Exercise prompt:
Select and copy out every line in the records containing "được".

Material:
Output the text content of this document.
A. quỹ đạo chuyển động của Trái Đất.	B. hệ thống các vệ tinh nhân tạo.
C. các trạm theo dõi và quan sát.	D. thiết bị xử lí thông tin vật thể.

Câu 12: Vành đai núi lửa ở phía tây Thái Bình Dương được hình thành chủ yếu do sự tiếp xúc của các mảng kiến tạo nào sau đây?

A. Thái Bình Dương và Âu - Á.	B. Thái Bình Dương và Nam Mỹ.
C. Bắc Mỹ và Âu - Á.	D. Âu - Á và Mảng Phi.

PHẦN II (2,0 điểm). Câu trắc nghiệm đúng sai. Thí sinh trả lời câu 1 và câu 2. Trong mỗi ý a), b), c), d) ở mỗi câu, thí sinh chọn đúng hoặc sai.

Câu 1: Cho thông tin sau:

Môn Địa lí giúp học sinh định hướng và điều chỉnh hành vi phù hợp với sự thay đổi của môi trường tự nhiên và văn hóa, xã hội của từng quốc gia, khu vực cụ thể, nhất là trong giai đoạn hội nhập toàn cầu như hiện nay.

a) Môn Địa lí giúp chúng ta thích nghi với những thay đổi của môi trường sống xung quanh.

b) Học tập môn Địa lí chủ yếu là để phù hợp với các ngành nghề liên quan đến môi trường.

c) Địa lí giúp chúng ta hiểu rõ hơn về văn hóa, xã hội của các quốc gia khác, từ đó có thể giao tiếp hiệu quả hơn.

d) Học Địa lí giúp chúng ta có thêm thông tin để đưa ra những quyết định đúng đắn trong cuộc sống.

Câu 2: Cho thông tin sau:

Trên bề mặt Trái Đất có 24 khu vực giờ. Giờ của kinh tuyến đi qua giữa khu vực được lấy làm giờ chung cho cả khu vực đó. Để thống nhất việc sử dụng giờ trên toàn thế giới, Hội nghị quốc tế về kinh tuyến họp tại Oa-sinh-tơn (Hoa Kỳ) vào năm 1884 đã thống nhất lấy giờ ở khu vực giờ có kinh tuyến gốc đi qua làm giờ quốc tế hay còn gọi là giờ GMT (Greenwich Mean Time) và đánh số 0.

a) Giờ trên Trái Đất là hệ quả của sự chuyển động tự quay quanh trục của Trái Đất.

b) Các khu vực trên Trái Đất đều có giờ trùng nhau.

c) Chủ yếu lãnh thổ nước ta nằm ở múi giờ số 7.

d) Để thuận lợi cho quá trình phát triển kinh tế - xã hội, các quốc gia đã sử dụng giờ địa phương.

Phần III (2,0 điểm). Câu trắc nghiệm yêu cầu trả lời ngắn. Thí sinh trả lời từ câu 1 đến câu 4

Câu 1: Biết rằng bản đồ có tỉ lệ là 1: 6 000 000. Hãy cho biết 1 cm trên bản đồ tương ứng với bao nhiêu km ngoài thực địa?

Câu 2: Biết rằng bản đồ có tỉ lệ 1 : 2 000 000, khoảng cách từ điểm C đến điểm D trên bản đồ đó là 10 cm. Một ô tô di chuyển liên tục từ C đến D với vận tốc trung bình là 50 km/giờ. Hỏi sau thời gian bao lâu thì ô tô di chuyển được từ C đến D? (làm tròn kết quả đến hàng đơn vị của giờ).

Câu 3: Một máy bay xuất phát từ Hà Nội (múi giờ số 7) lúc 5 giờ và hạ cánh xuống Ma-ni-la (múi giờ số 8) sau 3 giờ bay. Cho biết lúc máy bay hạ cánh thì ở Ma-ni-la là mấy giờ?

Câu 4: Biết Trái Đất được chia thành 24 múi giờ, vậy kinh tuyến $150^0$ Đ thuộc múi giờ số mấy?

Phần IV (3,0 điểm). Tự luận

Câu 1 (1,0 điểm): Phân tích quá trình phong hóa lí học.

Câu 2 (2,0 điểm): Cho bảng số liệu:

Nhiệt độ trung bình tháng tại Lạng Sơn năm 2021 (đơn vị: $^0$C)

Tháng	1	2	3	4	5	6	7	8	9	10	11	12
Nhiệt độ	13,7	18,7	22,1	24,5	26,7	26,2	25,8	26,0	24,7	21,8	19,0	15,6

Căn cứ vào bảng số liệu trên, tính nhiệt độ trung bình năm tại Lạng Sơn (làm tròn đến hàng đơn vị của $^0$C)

...

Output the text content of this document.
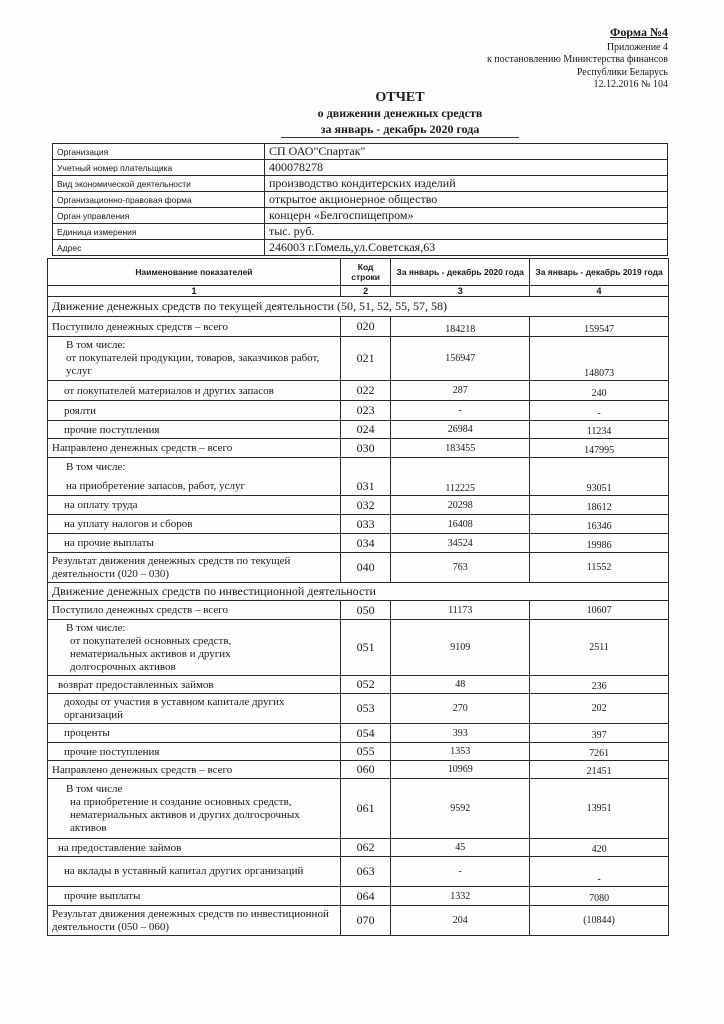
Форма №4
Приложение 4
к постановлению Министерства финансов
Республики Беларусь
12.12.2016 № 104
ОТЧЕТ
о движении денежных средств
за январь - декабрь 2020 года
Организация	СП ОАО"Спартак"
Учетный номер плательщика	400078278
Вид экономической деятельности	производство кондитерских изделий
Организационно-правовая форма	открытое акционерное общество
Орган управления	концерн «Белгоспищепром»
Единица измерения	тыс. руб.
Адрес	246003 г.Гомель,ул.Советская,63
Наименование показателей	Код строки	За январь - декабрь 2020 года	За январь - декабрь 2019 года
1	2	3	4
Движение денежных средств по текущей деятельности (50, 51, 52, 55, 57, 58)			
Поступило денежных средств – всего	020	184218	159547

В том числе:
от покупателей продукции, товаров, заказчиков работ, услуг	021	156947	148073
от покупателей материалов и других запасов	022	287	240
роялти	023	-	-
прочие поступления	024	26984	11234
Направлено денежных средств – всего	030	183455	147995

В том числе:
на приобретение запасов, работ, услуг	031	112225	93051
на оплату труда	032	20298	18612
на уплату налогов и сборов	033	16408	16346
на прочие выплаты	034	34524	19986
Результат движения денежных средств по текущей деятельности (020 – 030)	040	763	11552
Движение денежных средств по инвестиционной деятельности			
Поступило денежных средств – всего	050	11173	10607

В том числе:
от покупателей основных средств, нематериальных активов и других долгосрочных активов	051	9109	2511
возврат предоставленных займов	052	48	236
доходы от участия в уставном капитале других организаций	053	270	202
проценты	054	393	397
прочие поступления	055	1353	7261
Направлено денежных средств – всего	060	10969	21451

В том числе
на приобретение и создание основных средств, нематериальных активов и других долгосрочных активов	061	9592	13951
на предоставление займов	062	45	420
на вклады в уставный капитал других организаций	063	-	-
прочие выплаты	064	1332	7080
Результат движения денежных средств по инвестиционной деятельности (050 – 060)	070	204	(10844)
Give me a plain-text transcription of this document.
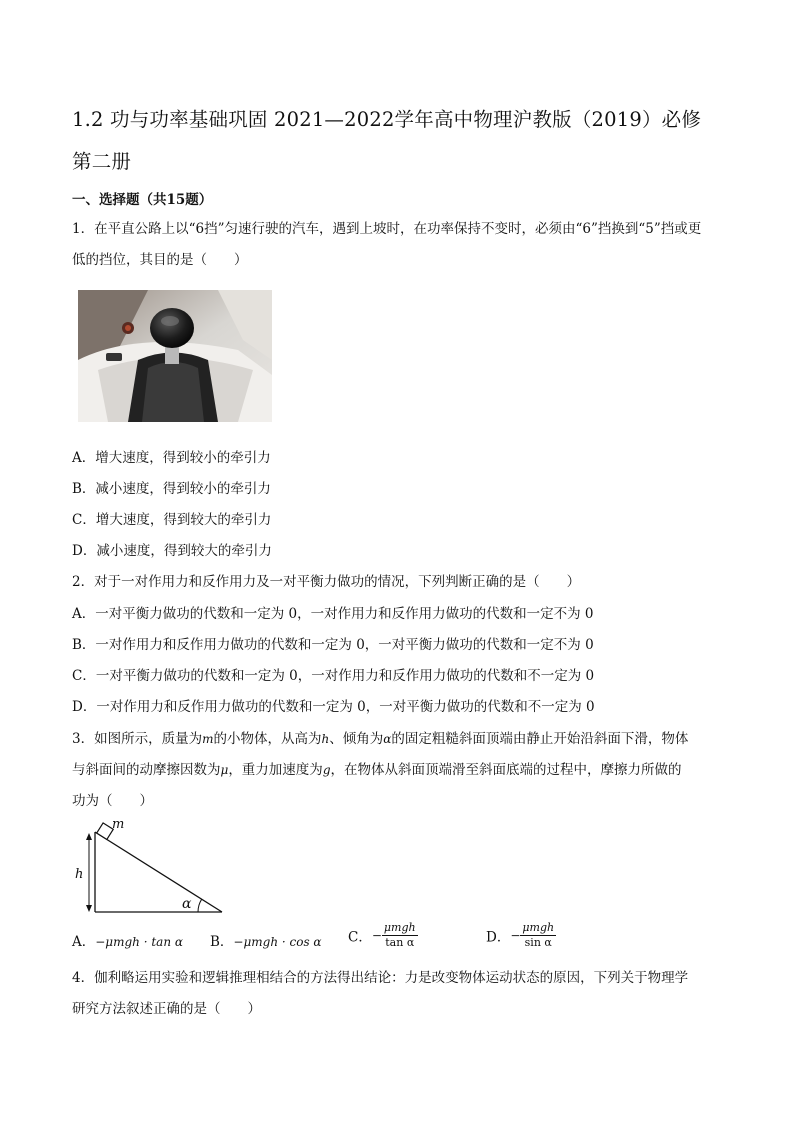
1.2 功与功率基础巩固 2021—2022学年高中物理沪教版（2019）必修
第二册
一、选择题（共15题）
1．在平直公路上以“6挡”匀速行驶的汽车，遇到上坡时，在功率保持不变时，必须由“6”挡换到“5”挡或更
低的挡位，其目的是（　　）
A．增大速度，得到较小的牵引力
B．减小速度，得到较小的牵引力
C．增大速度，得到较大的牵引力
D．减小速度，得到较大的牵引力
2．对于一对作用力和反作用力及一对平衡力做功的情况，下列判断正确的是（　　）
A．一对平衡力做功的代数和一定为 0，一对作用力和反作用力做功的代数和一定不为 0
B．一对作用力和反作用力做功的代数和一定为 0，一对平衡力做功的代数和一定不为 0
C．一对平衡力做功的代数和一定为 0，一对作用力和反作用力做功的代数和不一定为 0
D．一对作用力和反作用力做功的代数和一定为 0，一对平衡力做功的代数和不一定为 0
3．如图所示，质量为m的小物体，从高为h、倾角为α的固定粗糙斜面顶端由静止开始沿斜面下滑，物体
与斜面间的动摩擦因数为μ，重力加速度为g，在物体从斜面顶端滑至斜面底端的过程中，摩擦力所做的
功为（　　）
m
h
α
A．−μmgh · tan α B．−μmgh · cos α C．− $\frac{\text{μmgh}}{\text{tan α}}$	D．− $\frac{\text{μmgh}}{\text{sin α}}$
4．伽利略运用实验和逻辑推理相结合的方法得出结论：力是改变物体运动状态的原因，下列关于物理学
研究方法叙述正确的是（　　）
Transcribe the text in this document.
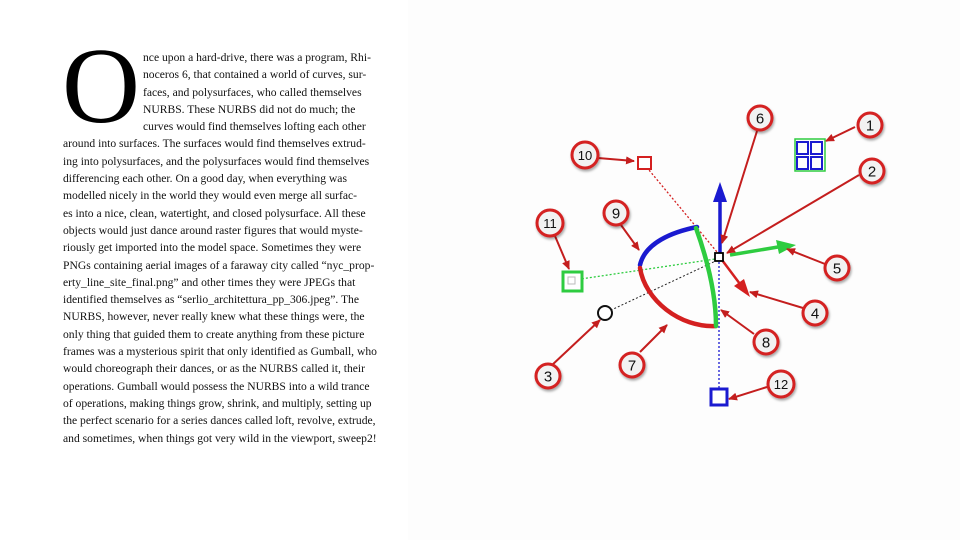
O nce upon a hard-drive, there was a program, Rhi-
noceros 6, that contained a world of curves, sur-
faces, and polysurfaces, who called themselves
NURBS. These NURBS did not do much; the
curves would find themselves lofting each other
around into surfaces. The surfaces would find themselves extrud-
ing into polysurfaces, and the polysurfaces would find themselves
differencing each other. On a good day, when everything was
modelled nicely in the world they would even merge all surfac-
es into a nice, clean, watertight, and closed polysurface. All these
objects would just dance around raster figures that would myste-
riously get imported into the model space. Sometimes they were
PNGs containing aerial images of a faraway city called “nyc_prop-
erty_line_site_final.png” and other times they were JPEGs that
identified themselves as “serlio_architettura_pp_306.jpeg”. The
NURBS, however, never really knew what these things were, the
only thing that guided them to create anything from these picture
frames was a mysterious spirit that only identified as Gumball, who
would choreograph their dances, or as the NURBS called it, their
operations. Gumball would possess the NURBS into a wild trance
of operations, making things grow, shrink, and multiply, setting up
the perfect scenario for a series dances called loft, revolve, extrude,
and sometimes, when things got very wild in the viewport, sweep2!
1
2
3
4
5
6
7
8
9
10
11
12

Task solution:
Câu 12: Vành đai núi lửa ở phía tây Thái Bình Dương được hình thành chủ yếu do sự tiếp xúc của các mảng kiến tạo nào sau đây?
Trên bề mặt Trái Đất có 24 khu vực giờ. Giờ của kinh tuyến đi qua giữa khu vực được lấy làm giờ chung cho cả khu vực đó. Để thống nhất việc sử dụng giờ trên toàn thế giới, Hội nghị quốc tế về kinh tuyến họp tại Oa-sinh-tơn (Hoa Kỳ) vào năm 1884 đã thống nhất lấy giờ ở khu vực giờ có kinh tuyến gốc đi qua làm giờ quốc tế hay còn gọi là giờ GMT (Greenwich Mean Time) và đánh số 0.
Câu 2: Biết rằng bản đồ có tỉ lệ 1 : 2 000 000, khoảng cách từ điểm C đến điểm D trên bản đồ đó là 10 cm. Một ô tô di chuyển liên tục từ C đến D với vận tốc trung bình là 50 km/giờ. Hỏi sau thời gian bao lâu thì ô tô di chuyển được từ C đến D? (làm tròn kết quả đến hàng đơn vị của giờ).
Câu 4: Biết Trái Đất được chia thành 24 múi giờ, vậy kinh tuyến $150^0$ Đ thuộc múi giờ số mấy?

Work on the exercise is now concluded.